- _WHAT TO PRODUCE_
Omit all pictures and give the records below again exactly as written.

begin RECORDS SHOWN

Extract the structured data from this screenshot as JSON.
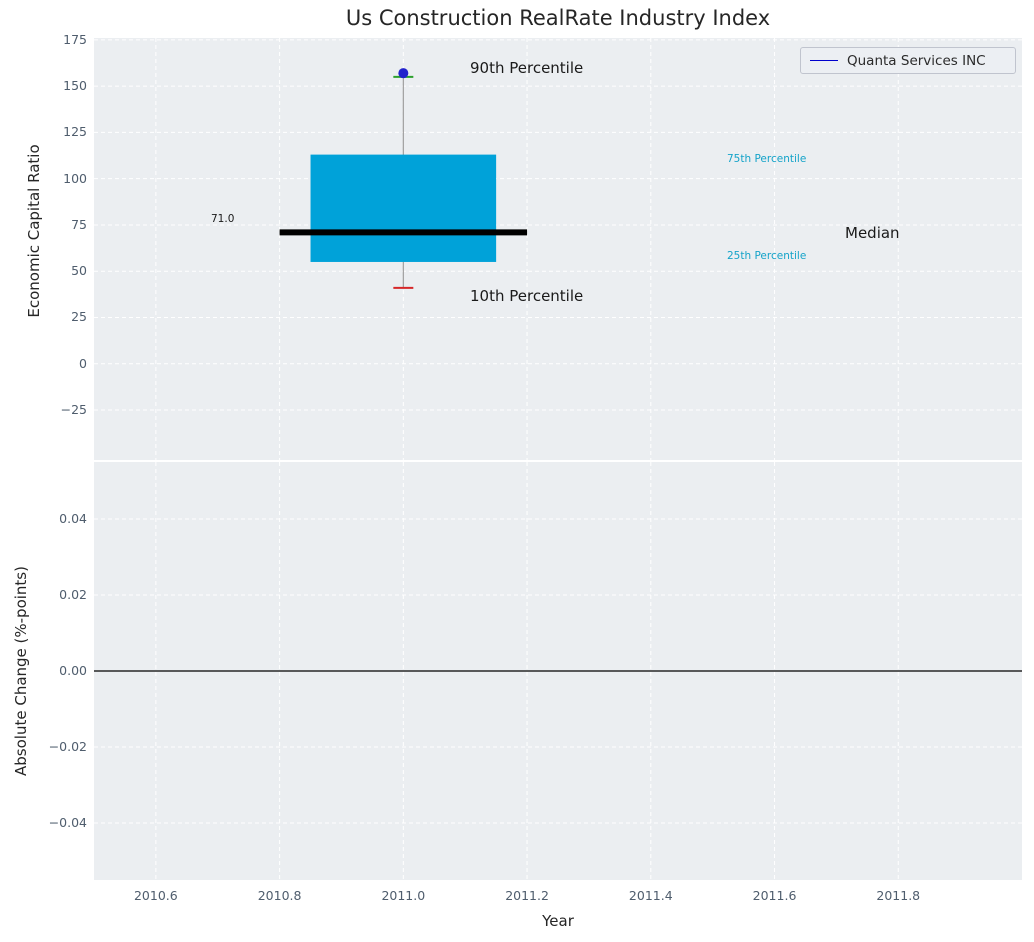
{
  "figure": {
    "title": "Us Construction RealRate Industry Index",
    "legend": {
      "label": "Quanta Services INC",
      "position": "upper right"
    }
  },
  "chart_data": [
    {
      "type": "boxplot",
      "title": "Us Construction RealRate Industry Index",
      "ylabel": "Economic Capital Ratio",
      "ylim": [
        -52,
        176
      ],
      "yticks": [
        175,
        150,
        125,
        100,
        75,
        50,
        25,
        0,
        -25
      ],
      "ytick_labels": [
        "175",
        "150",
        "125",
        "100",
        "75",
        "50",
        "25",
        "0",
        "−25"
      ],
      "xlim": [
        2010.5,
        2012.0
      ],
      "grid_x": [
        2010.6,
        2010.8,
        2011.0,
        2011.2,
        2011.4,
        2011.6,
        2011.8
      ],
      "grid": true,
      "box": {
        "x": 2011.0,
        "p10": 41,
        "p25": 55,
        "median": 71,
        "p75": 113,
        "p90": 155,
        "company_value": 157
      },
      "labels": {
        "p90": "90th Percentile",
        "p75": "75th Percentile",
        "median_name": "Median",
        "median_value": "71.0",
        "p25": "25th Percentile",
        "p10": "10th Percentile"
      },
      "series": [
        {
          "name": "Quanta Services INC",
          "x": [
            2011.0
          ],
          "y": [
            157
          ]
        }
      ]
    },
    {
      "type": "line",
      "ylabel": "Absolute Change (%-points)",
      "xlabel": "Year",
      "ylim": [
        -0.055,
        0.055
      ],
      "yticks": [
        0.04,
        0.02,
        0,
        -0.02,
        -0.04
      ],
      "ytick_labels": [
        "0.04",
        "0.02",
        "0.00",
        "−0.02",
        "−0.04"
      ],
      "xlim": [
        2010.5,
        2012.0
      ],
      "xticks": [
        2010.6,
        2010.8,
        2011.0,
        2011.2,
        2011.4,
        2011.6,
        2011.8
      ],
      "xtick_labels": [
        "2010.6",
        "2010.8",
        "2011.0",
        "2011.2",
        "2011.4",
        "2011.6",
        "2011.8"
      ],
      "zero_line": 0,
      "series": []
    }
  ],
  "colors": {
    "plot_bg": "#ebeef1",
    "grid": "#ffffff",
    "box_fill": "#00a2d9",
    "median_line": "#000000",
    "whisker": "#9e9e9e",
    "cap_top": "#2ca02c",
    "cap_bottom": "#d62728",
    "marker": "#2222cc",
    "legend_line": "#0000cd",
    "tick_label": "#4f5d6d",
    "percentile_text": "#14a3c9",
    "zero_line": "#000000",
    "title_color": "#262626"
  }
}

end RECORDS SHOWN

- _RESULT OF THIS EXERCISE_
Extract the structured data from this screenshot as JSON.
{
  "figure": {
    "title": "Us Construction RealRate Industry Index",
    "legend": {
      "label": "Quanta Services INC",
      "position": "upper right"
    }
  },
  "chart_data": [
    {
      "type": "boxplot",
      "title": "Us Construction RealRate Industry Index",
      "ylabel": "Economic Capital Ratio",
      "ylim": [
        -52,
        176
      ],
      "yticks": [
        175,
        150,
        125,
        100,
        75,
        50,
        25,
        0,
        -25
      ],
      "ytick_labels": [
        "175",
        "150",
        "125",
        "100",
        "75",
        "50",
        "25",
        "0",
        "−25"
      ],
      "xlim": [
        2010.5,
        2012.0
      ],
      "grid_x": [
        2010.6,
        2010.8,
        2011.0,
        2011.2,
        2011.4,
        2011.6,
        2011.8
      ],
      "grid": true,
      "box": {
        "x": 2011.0,
        "p10": 41,
        "p25": 55,
        "median": 71,
        "p75": 113,
        "p90": 155,
        "company_value": 157
      },
      "labels": {
        "p90": "90th Percentile",
        "p75": "75th Percentile",
        "median_name": "Median",
        "median_value": "71.0",
        "p25": "25th Percentile",
        "p10": "10th Percentile"
      },
      "series": [
        {
          "name": "Quanta Services INC",
          "x": [
            2011.0
          ],
          "y": [
            157
          ]
        }
      ]
    },
    {
      "type": "line",
      "ylabel": "Absolute Change (%-points)",
      "xlabel": "Year",
      "ylim": [
        -0.055,
        0.055
      ],
      "yticks": [
        0.04,
        0.02,
        0,
        -0.02,
        -0.04
      ],
      "ytick_labels": [
        "0.04",
        "0.02",
        "0.00",
        "−0.02",
        "−0.04"
      ],
      "xlim": [
        2010.5,
        2012.0
      ],
      "xticks": [
        2010.6,
        2010.8,
        2011.0,
        2011.2,
        2011.4,
        2011.6,
        2011.8
      ],
      "xtick_labels": [
        "2010.6",
        "2010.8",
        "2011.0",
        "2011.2",
        "2011.4",
        "2011.6",
        "2011.8"
      ],
      "zero_line": 0,
      "series": []
    }
  ],
  "colors": {
    "plot_bg": "#ebeef1",
    "grid": "#ffffff",
    "box_fill": "#00a2d9",
    "median_line": "#000000",
    "whisker": "#9e9e9e",
    "cap_top": "#2ca02c",
    "cap_bottom": "#d62728",
    "marker": "#2222cc",
    "legend_line": "#0000cd",
    "tick_label": "#4f5d6d",
    "percentile_text": "#14a3c9",
    "zero_line": "#000000",
    "title_color": "#262626"
  }
}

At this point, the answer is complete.